■ **Task to complete**
Scan the data below for the string "nougat". Show every line where it turns up.

■ **Source data**
- - -
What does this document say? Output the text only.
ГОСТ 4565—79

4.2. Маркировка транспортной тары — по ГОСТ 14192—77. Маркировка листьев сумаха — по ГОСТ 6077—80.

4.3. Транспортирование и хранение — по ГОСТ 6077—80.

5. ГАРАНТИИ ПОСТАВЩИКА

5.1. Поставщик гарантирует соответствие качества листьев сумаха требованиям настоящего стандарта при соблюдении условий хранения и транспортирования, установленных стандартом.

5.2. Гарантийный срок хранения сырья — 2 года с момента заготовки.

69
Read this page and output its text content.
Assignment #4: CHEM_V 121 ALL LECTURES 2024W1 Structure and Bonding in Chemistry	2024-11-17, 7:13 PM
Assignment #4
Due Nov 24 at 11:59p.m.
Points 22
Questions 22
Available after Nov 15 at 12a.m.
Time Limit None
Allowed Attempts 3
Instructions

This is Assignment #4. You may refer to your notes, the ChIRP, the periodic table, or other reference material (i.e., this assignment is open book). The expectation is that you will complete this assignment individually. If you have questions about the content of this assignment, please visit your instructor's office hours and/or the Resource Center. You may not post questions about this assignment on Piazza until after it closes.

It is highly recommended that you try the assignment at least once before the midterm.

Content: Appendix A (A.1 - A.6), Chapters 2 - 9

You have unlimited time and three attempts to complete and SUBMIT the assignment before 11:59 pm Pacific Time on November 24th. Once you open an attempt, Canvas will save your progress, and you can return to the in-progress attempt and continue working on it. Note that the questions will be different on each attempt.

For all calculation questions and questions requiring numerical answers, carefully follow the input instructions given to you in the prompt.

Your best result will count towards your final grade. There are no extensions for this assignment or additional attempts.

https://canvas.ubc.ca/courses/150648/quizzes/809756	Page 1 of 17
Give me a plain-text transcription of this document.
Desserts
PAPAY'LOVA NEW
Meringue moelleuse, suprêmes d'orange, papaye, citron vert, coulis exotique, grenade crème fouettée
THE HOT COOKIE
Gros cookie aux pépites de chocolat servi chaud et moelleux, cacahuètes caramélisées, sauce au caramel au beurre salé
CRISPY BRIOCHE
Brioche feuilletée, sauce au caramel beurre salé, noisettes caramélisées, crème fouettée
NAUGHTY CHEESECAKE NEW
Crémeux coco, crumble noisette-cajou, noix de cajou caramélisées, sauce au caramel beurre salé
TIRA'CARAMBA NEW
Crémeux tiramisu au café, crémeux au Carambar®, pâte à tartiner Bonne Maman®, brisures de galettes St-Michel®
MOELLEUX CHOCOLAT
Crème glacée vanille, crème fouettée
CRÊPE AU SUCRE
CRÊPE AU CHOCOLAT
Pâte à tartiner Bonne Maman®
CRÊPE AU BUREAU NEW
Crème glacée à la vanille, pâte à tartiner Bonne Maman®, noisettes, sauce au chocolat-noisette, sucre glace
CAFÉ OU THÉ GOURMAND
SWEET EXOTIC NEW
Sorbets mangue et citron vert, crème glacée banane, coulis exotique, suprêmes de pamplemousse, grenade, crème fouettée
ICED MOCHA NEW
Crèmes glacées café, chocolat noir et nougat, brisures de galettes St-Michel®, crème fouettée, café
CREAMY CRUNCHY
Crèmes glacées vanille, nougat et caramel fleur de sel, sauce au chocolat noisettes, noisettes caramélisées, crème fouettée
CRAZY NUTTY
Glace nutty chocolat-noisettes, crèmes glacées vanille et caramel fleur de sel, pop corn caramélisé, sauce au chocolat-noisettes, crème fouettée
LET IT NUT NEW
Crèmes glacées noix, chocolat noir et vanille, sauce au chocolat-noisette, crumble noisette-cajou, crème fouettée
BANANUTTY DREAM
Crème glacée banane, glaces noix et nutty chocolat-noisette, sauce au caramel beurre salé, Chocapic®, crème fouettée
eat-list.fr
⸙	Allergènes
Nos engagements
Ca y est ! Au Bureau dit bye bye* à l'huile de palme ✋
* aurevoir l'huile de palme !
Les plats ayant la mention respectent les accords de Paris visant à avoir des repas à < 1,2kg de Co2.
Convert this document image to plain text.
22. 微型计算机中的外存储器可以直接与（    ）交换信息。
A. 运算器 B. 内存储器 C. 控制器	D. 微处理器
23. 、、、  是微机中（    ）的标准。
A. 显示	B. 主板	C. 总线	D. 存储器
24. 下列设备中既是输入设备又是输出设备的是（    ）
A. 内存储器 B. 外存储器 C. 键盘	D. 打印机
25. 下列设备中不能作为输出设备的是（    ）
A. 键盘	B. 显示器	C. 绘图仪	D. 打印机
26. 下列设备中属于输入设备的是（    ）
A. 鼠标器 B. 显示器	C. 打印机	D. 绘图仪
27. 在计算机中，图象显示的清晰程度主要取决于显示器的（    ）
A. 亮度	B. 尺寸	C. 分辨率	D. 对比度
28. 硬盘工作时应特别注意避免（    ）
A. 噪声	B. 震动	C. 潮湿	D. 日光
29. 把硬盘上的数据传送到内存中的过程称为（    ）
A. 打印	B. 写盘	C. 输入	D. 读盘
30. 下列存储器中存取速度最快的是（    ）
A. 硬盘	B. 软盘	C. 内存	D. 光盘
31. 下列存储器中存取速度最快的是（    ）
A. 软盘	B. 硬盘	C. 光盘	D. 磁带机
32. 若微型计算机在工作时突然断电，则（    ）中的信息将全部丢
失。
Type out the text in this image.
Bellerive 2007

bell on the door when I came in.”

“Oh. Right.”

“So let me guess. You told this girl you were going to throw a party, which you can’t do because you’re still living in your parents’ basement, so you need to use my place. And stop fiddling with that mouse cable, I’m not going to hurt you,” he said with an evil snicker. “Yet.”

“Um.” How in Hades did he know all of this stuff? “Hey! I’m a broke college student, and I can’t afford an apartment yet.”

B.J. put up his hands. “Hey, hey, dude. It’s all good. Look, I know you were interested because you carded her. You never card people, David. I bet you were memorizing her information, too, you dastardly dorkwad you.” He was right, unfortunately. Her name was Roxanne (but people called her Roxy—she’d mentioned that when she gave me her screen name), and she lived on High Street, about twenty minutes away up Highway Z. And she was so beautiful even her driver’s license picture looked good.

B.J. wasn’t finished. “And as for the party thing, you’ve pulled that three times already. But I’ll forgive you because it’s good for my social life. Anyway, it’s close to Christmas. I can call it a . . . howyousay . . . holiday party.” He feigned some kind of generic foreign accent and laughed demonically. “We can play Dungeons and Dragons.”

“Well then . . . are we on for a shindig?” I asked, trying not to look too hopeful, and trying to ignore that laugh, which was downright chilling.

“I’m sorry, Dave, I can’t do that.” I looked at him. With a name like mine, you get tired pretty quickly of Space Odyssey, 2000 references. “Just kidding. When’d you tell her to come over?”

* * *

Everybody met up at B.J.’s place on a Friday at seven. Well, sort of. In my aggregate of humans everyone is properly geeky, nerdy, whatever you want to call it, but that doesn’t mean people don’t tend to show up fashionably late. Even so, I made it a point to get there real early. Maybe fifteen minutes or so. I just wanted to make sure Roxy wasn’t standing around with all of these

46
- - -
■ **The completed task**
Crèmes glacées café, chocolat noir et nougat, brisures de galettes St-Michel®, crème fouettée, café
Crèmes glacées vanille, nougat et caramel fleur de sel, sauce au chocolat noisettes, noisettes caramélisées, crème fouettée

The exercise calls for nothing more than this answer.